### DO THIS
All of the material below is to be repeated exactly.

### INPUT DATA
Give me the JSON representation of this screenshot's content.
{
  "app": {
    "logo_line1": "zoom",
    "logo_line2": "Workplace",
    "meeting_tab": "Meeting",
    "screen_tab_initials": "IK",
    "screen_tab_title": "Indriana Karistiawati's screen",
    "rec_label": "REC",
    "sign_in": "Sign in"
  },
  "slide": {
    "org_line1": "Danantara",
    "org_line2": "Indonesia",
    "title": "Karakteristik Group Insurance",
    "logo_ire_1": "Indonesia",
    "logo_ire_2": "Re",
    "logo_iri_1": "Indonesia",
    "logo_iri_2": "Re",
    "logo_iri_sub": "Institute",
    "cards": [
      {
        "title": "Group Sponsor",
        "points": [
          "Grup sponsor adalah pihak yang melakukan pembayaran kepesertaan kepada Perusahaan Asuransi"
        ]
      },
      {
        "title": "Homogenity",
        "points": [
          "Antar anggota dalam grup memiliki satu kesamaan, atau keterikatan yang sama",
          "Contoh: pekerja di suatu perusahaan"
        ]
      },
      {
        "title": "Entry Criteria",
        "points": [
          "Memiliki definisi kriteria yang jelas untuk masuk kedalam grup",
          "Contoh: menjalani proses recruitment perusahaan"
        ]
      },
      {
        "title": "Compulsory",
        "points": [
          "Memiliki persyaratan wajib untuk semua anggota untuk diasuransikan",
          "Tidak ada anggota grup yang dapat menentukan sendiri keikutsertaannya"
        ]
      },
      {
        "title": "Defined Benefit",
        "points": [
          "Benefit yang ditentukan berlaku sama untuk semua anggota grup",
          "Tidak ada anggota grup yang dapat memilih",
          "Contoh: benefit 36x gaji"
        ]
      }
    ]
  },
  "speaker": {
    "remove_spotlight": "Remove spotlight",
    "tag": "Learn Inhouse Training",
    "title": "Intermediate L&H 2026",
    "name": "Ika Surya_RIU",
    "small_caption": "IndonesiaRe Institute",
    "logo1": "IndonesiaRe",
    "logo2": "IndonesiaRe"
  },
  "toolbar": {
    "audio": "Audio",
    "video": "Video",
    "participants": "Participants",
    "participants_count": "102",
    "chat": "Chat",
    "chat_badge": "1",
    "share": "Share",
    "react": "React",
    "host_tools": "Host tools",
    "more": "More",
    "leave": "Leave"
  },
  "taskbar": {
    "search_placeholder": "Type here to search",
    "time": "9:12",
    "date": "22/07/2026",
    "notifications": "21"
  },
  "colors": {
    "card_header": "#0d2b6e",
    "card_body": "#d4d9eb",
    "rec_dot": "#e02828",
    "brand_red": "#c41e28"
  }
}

### WORKED ANSWER
Give me the JSON representation of this screenshot's content.
{
  "app": {
    "logo_line1": "zoom",
    "logo_line2": "Workplace",
    "meeting_tab": "Meeting",
    "screen_tab_initials": "IK",
    "screen_tab_title": "Indriana Karistiawati's screen",
    "rec_label": "REC",
    "sign_in": "Sign in"
  },
  "slide": {
    "org_line1": "Danantara",
    "org_line2": "Indonesia",
    "title": "Karakteristik Group Insurance",
    "logo_ire_1": "Indonesia",
    "logo_ire_2": "Re",
    "logo_iri_1": "Indonesia",
    "logo_iri_2": "Re",
    "logo_iri_sub": "Institute",
    "cards": [
      {
        "title": "Group Sponsor",
        "points": [
          "Grup sponsor adalah pihak yang melakukan pembayaran kepesertaan kepada Perusahaan Asuransi"
        ]
      },
      {
        "title": "Homogenity",
        "points": [
          "Antar anggota dalam grup memiliki satu kesamaan, atau keterikatan yang sama",
          "Contoh: pekerja di suatu perusahaan"
        ]
      },
      {
        "title": "Entry Criteria",
        "points": [
          "Memiliki definisi kriteria yang jelas untuk masuk kedalam grup",
          "Contoh: menjalani proses recruitment perusahaan"
        ]
      },
      {
        "title": "Compulsory",
        "points": [
          "Memiliki persyaratan wajib untuk semua anggota untuk diasuransikan",
          "Tidak ada anggota grup yang dapat menentukan sendiri keikutsertaannya"
        ]
      },
      {
        "title": "Defined Benefit",
        "points": [
          "Benefit yang ditentukan berlaku sama untuk semua anggota grup",
          "Tidak ada anggota grup yang dapat memilih",
          "Contoh: benefit 36x gaji"
        ]
      }
    ]
  },
  "speaker": {
    "remove_spotlight": "Remove spotlight",
    "tag": "Learn Inhouse Training",
    "title": "Intermediate L&H 2026",
    "name": "Ika Surya_RIU",
    "small_caption": "IndonesiaRe Institute",
    "logo1": "IndonesiaRe",
    "logo2": "IndonesiaRe"
  },
  "toolbar": {
    "audio": "Audio",
    "video": "Video",
    "participants": "Participants",
    "participants_count": "102",
    "chat": "Chat",
    "chat_badge": "1",
    "share": "Share",
    "react": "React",
    "host_tools": "Host tools",
    "more": "More",
    "leave": "Leave"
  },
  "taskbar": {
    "search_placeholder": "Type here to search",
    "time": "9:12",
    "date": "22/07/2026",
    "notifications": "21"
  },
  "colors": {
    "card_header": "#0d2b6e",
    "card_body": "#d4d9eb",
    "rec_dot": "#e02828",
    "brand_red": "#c41e28"
  }
}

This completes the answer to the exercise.